● Extracted records
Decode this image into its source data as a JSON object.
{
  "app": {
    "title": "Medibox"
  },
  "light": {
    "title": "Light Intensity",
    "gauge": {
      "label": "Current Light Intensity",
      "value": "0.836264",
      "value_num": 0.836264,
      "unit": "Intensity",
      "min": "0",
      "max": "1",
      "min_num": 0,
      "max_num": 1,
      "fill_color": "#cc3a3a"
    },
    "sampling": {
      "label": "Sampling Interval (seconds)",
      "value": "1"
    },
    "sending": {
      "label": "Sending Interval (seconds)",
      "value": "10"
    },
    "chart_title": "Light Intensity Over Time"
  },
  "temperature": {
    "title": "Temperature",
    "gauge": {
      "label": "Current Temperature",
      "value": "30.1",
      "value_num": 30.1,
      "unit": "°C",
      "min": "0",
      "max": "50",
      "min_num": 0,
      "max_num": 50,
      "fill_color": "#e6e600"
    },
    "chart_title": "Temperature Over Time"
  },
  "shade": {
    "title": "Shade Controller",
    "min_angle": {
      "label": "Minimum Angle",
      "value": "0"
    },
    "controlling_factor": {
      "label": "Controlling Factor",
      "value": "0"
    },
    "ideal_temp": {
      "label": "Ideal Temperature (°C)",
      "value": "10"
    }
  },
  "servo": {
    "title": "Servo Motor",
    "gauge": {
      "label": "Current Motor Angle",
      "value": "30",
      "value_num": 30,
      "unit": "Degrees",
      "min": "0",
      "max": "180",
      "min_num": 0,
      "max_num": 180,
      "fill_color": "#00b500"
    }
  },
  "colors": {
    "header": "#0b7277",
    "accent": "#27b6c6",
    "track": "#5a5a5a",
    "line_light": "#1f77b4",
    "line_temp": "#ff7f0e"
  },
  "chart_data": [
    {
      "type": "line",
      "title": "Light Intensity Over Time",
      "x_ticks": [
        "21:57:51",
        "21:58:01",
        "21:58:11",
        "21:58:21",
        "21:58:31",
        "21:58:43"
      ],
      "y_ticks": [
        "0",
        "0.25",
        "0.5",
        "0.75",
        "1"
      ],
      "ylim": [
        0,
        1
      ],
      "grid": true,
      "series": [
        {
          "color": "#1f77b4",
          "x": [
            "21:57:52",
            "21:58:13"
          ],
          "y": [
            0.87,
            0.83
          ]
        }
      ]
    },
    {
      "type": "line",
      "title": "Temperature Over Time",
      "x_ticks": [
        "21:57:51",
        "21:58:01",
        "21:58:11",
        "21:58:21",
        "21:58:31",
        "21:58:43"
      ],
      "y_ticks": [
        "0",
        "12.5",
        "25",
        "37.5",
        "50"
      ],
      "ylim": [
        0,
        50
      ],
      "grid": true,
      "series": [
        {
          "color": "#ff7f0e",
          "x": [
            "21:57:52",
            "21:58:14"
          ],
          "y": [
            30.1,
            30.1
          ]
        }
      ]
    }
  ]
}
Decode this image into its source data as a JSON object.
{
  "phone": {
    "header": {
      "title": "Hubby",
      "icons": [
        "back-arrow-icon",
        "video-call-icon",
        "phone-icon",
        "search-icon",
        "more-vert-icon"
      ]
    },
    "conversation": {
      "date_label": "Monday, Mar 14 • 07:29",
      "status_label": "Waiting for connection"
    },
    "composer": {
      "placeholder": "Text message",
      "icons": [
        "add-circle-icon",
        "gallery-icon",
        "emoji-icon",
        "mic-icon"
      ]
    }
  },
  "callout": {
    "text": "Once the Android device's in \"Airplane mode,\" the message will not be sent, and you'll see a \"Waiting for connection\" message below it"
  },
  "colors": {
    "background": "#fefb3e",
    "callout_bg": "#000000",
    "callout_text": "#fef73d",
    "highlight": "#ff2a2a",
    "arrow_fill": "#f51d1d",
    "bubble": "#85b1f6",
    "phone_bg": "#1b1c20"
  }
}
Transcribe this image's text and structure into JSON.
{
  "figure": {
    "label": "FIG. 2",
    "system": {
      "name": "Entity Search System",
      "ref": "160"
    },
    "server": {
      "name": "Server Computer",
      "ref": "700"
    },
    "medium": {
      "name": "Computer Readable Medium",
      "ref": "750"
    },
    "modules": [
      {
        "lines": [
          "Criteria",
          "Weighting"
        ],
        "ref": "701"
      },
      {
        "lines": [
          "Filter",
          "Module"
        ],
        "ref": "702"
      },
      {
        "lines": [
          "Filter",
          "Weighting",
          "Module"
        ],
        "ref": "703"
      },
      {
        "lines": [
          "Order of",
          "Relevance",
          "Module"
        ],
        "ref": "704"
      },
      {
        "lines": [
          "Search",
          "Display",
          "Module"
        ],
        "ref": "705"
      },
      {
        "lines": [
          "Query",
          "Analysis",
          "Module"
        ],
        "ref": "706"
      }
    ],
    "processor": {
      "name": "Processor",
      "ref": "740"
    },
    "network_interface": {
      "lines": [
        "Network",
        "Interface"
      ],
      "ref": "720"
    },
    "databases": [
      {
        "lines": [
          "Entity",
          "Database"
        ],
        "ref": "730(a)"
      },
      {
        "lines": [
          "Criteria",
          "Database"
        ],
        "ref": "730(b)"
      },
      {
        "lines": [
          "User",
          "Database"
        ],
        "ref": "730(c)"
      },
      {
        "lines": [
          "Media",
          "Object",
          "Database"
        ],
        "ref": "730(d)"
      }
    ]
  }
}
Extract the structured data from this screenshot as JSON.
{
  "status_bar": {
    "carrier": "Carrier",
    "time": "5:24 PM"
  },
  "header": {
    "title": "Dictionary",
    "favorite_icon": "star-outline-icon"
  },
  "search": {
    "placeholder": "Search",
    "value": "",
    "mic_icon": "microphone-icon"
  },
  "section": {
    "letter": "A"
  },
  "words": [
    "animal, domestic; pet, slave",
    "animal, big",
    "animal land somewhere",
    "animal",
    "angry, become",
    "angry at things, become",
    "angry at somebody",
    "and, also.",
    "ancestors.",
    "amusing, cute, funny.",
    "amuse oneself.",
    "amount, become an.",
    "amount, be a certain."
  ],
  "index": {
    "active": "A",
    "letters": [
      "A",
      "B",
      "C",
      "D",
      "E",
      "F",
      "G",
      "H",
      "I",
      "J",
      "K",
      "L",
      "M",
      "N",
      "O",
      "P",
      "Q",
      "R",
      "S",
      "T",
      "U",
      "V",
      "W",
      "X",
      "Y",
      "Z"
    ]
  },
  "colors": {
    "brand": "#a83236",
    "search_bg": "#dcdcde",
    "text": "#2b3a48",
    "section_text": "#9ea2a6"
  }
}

● Exercise instructions
Scan the material line by line and report each one that contains "connection".

● Completed exercise
      "status_label": "Waiting for connection"
    "text": "Once the Android device's in \"Airplane mode,\" the message will not be sent, and you'll see a \"Waiting for connection\" message below it"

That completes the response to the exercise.